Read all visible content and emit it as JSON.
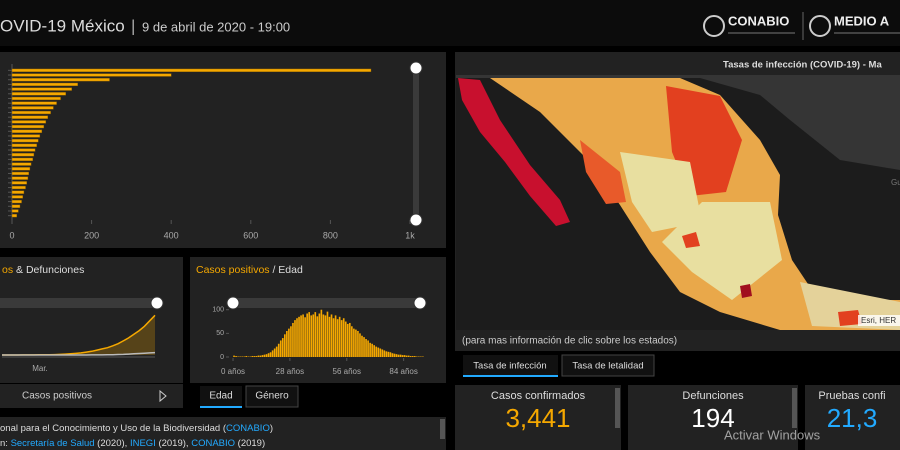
{
  "header": {
    "title": "OVID-19 México",
    "separator": "|",
    "date": "9 de abril de 2020 - 19:00",
    "logo_left": "CONABIO",
    "logo_right": "MEDIO A"
  },
  "chart_data": [
    {
      "type": "bar",
      "orientation": "horizontal",
      "color": "#f5a800",
      "values": [
        902,
        400,
        245,
        165,
        150,
        135,
        122,
        112,
        104,
        97,
        90,
        85,
        80,
        75,
        70,
        66,
        62,
        58,
        55,
        52,
        48,
        45,
        42,
        40,
        37,
        34,
        30,
        27,
        24,
        20,
        16,
        12
      ],
      "xlim": [
        0,
        1000
      ],
      "xticks": [
        0,
        200,
        400,
        600,
        800,
        {
          "value": 1000,
          "label": "1k"
        }
      ]
    },
    {
      "type": "area",
      "title": [
        "os",
        "&",
        "Defunciones"
      ],
      "x_label": "Mar.",
      "ylim": [
        0,
        900
      ],
      "series": [
        {
          "name": "Casos positivos",
          "color": "#f5a800",
          "values": [
            0,
            0,
            0,
            0,
            1,
            1,
            2,
            3,
            4,
            5,
            7,
            10,
            14,
            20,
            26,
            35,
            48,
            60,
            80,
            100,
            120,
            150,
            185,
            230,
            280,
            340,
            400,
            470,
            560,
            650
          ]
        },
        {
          "color": "#bbbbbb",
          "values": [
            0,
            0,
            0,
            0,
            0,
            0,
            0,
            0,
            0,
            0,
            0,
            0,
            0,
            0,
            0,
            0,
            0,
            1,
            1,
            2,
            3,
            5,
            8,
            10,
            14,
            20,
            25,
            30,
            35,
            40
          ]
        }
      ]
    },
    {
      "type": "histogram",
      "title": [
        "Casos positivos",
        "/ Edad"
      ],
      "color": "#f5a800",
      "bins": [
        0,
        1,
        2,
        3,
        4,
        5,
        6,
        7,
        8,
        9,
        10,
        11,
        12,
        13,
        14,
        15,
        16,
        17,
        18,
        19,
        20,
        21,
        22,
        23,
        24,
        25,
        26,
        27,
        28,
        29,
        30,
        31,
        32,
        33,
        34,
        35,
        36,
        37,
        38,
        39,
        40,
        41,
        42,
        43,
        44,
        45,
        46,
        47,
        48,
        49,
        50,
        51,
        52,
        53,
        54,
        55,
        56,
        57,
        58,
        59,
        60,
        61,
        62,
        63,
        64,
        65,
        66,
        67,
        68,
        69,
        70,
        71,
        72,
        73,
        74,
        75,
        76,
        77,
        78,
        79,
        80,
        81,
        82,
        83,
        84,
        85,
        86,
        87,
        88,
        89,
        90,
        91,
        92,
        93,
        94,
        95,
        96
      ],
      "values": [
        3,
        2,
        1,
        1,
        1,
        1,
        2,
        1,
        1,
        2,
        2,
        2,
        3,
        3,
        4,
        5,
        6,
        8,
        10,
        14,
        18,
        22,
        28,
        35,
        40,
        48,
        55,
        60,
        65,
        72,
        78,
        82,
        85,
        88,
        90,
        84,
        92,
        95,
        88,
        90,
        95,
        86,
        92,
        100,
        90,
        88,
        96,
        85,
        90,
        82,
        88,
        80,
        85,
        78,
        82,
        75,
        70,
        72,
        65,
        60,
        58,
        55,
        50,
        45,
        42,
        38,
        35,
        30,
        28,
        25,
        22,
        20,
        18,
        16,
        14,
        12,
        11,
        10,
        8,
        7,
        6,
        5,
        5,
        4,
        4,
        3,
        3,
        2,
        2,
        2,
        1,
        1,
        1,
        1,
        0,
        0
      ],
      "xlim": [
        -1,
        96
      ],
      "xticks": [
        {
          "value": 0,
          "label": "0 años"
        },
        {
          "value": 28,
          "label": "28 años"
        },
        {
          "value": 56,
          "label": "56 años"
        },
        {
          "value": 84,
          "label": "84 años"
        }
      ],
      "ylim": [
        0,
        110
      ],
      "yticks": [
        0,
        50,
        100
      ]
    }
  ],
  "left_tabs": {
    "legend_note": "Casos positivos",
    "tabs": [
      "Edad",
      "Género"
    ]
  },
  "credits": {
    "line1_text": "onal para el Conocimiento y Uso de la Biodiversidad (",
    "line1_link": "CONABIO",
    "line1_end": ")",
    "line2_text": "n: ",
    "line2_link1": "Secretaría de Salud",
    "line2_mid1": " (2020), ",
    "line2_link2": "INEGI",
    "line2_mid2": " (2019), ",
    "line2_link3": "CONABIO",
    "line2_end": " (2019)"
  },
  "map": {
    "title": "Tasas de infección (COVID-19) - Ma",
    "note": "(para mas información de clic sobre los estados)",
    "attribution": "Esri, HER",
    "gulf_label": "Gu",
    "tabs": [
      "Tasa de infección",
      "Tasa de letalidad"
    ]
  },
  "stats": [
    {
      "label": "Casos confirmados",
      "value": "3,441",
      "color": "#f5a800"
    },
    {
      "label": "Defunciones",
      "value": "194",
      "color": "#ffffff"
    },
    {
      "label": "Pruebas confi",
      "value": "21,3",
      "color": "#22aaff"
    }
  ],
  "watermark": "Activar Windows"
}
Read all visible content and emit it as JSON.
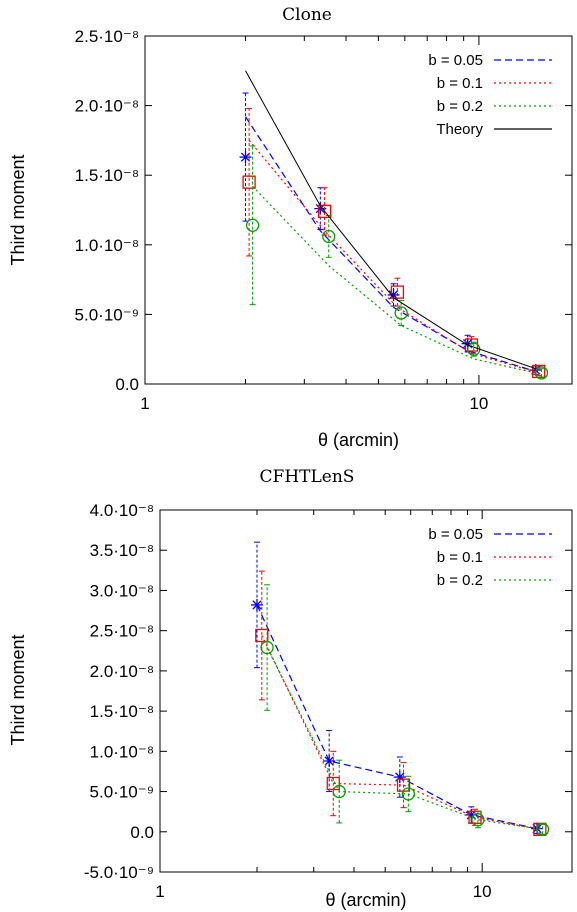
{
  "chart_data": [
    {
      "type": "line",
      "title": "Clone",
      "xlabel": "θ (arcmin)",
      "ylabel": "Third moment",
      "xscale": "log",
      "xlim": [
        1,
        19
      ],
      "ylim": [
        0,
        2.5e-08
      ],
      "x_ticks": [
        {
          "value": 1,
          "label": "1"
        },
        {
          "value": 10,
          "label": "10"
        }
      ],
      "y_ticks": [
        {
          "value": 0,
          "label": "0.0"
        },
        {
          "value": 5e-09,
          "label": "5.0·10⁻⁹"
        },
        {
          "value": 1e-08,
          "label": "1.0·10⁻⁸"
        },
        {
          "value": 1.5e-08,
          "label": "1.5·10⁻⁸"
        },
        {
          "value": 2e-08,
          "label": "2.0·10⁻⁸"
        },
        {
          "value": 2.5e-08,
          "label": "2.5·10⁻⁸"
        }
      ],
      "legend": "top-right",
      "series": [
        {
          "name": "b = 0.05",
          "color": "#0000ff",
          "dash": "dashed",
          "marker": "asterisk",
          "x": [
            2.0,
            3.35,
            5.55,
            9.25,
            14.8
          ],
          "y": [
            1.63e-08,
            1.26e-08,
            6.4e-09,
            2.9e-09,
            1e-09
          ],
          "err": [
            4.6e-09,
            1.5e-09,
            8e-10,
            6e-10,
            3e-10
          ]
        },
        {
          "name": "b = 0.1",
          "color": "#ff0000",
          "dash": "dotted",
          "marker": "square",
          "x": [
            2.05,
            3.45,
            5.7,
            9.5,
            15.1
          ],
          "y": [
            1.45e-08,
            1.24e-08,
            6.6e-09,
            2.8e-09,
            9e-10
          ],
          "err": [
            5.3e-09,
            1.7e-09,
            1e-09,
            6e-10,
            3e-10
          ]
        },
        {
          "name": "b = 0.2",
          "color": "#00a000",
          "dash": "dotted",
          "marker": "circle",
          "x": [
            2.1,
            3.55,
            5.85,
            9.65,
            15.4
          ],
          "y": [
            1.14e-08,
            1.06e-08,
            5.1e-09,
            2.5e-09,
            8e-10
          ],
          "err": [
            5.7e-09,
            1.5e-09,
            9e-10,
            5e-10,
            3e-10
          ]
        },
        {
          "name": "Theory",
          "color": "#000000",
          "dash": "solid",
          "marker": "none",
          "x": [
            2.0,
            3.35,
            5.55,
            9.25,
            14.8
          ],
          "y": [
            2.25e-08,
            1.28e-08,
            6.2e-09,
            2.8e-09,
            1.1e-09
          ],
          "err": []
        }
      ],
      "connect": [
        {
          "series": 0,
          "x": [
            2.0,
            3.35,
            5.55,
            9.25,
            14.8
          ],
          "y": [
            1.92e-08,
            1.1e-08,
            5.5e-09,
            2.4e-09,
            9e-10
          ]
        },
        {
          "series": 1,
          "x": [
            2.05,
            3.45,
            5.7,
            9.5,
            15.1
          ],
          "y": [
            1.75e-08,
            1.1e-08,
            5.5e-09,
            2.2e-09,
            8e-10
          ]
        },
        {
          "series": 2,
          "x": [
            2.1,
            3.55,
            5.85,
            9.65,
            15.4
          ],
          "y": [
            1.42e-08,
            8.5e-09,
            4.2e-09,
            1.8e-09,
            7e-10
          ]
        }
      ]
    },
    {
      "type": "line",
      "title": "CFHTLenS",
      "xlabel": "θ (arcmin)",
      "ylabel": "Third moment",
      "xscale": "log",
      "xlim": [
        1,
        19
      ],
      "ylim": [
        -5e-09,
        4e-08
      ],
      "x_ticks": [
        {
          "value": 1,
          "label": "1"
        },
        {
          "value": 10,
          "label": "10"
        }
      ],
      "y_ticks": [
        {
          "value": -5e-09,
          "label": "-5.0·10⁻⁹"
        },
        {
          "value": 0,
          "label": "0.0"
        },
        {
          "value": 5e-09,
          "label": "5.0·10⁻⁹"
        },
        {
          "value": 1e-08,
          "label": "1.0·10⁻⁸"
        },
        {
          "value": 1.5e-08,
          "label": "1.5·10⁻⁸"
        },
        {
          "value": 2e-08,
          "label": "2.0·10⁻⁸"
        },
        {
          "value": 2.5e-08,
          "label": "2.5·10⁻⁸"
        },
        {
          "value": 3e-08,
          "label": "3.0·10⁻⁸"
        },
        {
          "value": 3.5e-08,
          "label": "3.5·10⁻⁸"
        },
        {
          "value": 4e-08,
          "label": "4.0·10⁻⁸"
        }
      ],
      "legend": "top-right",
      "series": [
        {
          "name": "b = 0.05",
          "color": "#0000ff",
          "dash": "dashed",
          "marker": "asterisk",
          "x": [
            2.0,
            3.35,
            5.55,
            9.25,
            14.8
          ],
          "y": [
            2.82e-08,
            8.8e-09,
            6.8e-09,
            2.1e-09,
            4e-10
          ],
          "err": [
            7.8e-09,
            3.8e-09,
            2.5e-09,
            1e-09,
            6e-10
          ]
        },
        {
          "name": "b = 0.1",
          "color": "#ff0000",
          "dash": "dotted",
          "marker": "square",
          "x": [
            2.07,
            3.45,
            5.7,
            9.5,
            15.1
          ],
          "y": [
            2.44e-08,
            6e-09,
            5.8e-09,
            1.8e-09,
            3e-10
          ],
          "err": [
            8e-09,
            4e-09,
            2.8e-09,
            1e-09,
            6e-10
          ]
        },
        {
          "name": "b = 0.2",
          "color": "#00a000",
          "dash": "dotted",
          "marker": "circle",
          "x": [
            2.15,
            3.6,
            5.9,
            9.7,
            15.4
          ],
          "y": [
            2.29e-08,
            5e-09,
            4.7e-09,
            1.5e-09,
            3e-10
          ],
          "err": [
            7.8e-09,
            3.9e-09,
            2.2e-09,
            1e-09,
            6e-10
          ]
        }
      ]
    }
  ]
}
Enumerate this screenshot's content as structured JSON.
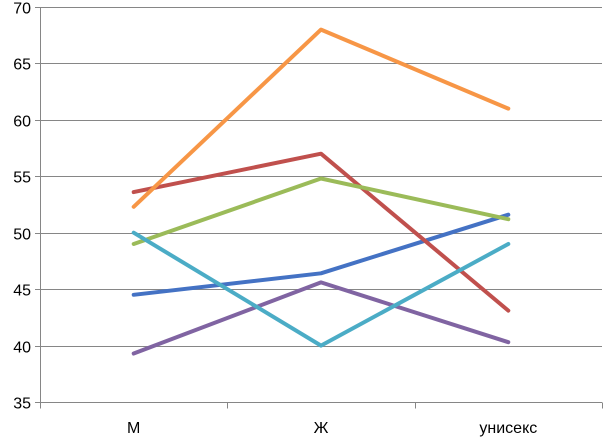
{
  "chart_data": {
    "type": "line",
    "title": "",
    "xlabel": "",
    "ylabel": "",
    "categories": [
      "М",
      "Ж",
      "унисекс"
    ],
    "ylim": [
      35,
      70
    ],
    "yticks": [
      35,
      40,
      45,
      50,
      55,
      60,
      65,
      70
    ],
    "grid": "horizontal",
    "legend": "none",
    "series": [
      {
        "color": "#4472C4",
        "values": [
          44.5,
          46.4,
          51.6
        ]
      },
      {
        "color": "#C0504D",
        "values": [
          53.6,
          57.0,
          43.1
        ]
      },
      {
        "color": "#9BBB59",
        "values": [
          49.0,
          54.8,
          51.2
        ]
      },
      {
        "color": "#8064A2",
        "values": [
          39.3,
          45.6,
          40.3
        ]
      },
      {
        "color": "#4BACC6",
        "values": [
          50.0,
          40.0,
          49.0
        ]
      },
      {
        "color": "#F79646",
        "values": [
          52.3,
          68.0,
          61.0
        ]
      }
    ]
  }
}
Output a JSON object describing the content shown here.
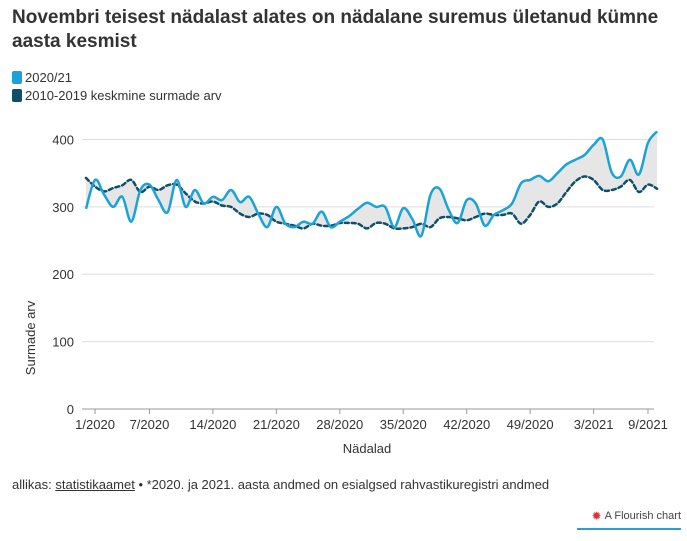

**What the task asks**
In the records above, find the line with "Enumerate this screenshot's" and copy from it through the last line exactly, without the pictures.

**Solution for this problem**
Enumerate this screenshot's content as structured JSON.
{
  "chart_data": {
    "type": "line",
    "title": "",
    "xlabel": "",
    "ylabel": "",
    "categories": [
      "М",
      "Ж",
      "унисекс"
    ],
    "ylim": [
      35,
      70
    ],
    "yticks": [
      35,
      40,
      45,
      50,
      55,
      60,
      65,
      70
    ],
    "grid": "horizontal",
    "legend": "none",
    "series": [
      {
        "color": "#4472C4",
        "values": [
          44.5,
          46.4,
          51.6
        ]
      },
      {
        "color": "#C0504D",
        "values": [
          53.6,
          57.0,
          43.1
        ]
      },
      {
        "color": "#9BBB59",
        "values": [
          49.0,
          54.8,
          51.2
        ]
      },
      {
        "color": "#8064A2",
        "values": [
          39.3,
          45.6,
          40.3
        ]
      },
      {
        "color": "#4BACC6",
        "values": [
          50.0,
          40.0,
          49.0
        ]
      },
      {
        "color": "#F79646",
        "values": [
          52.3,
          68.0,
          61.0
        ]
      }
    ]
  }
}
Output a JSON object describing the content shown here.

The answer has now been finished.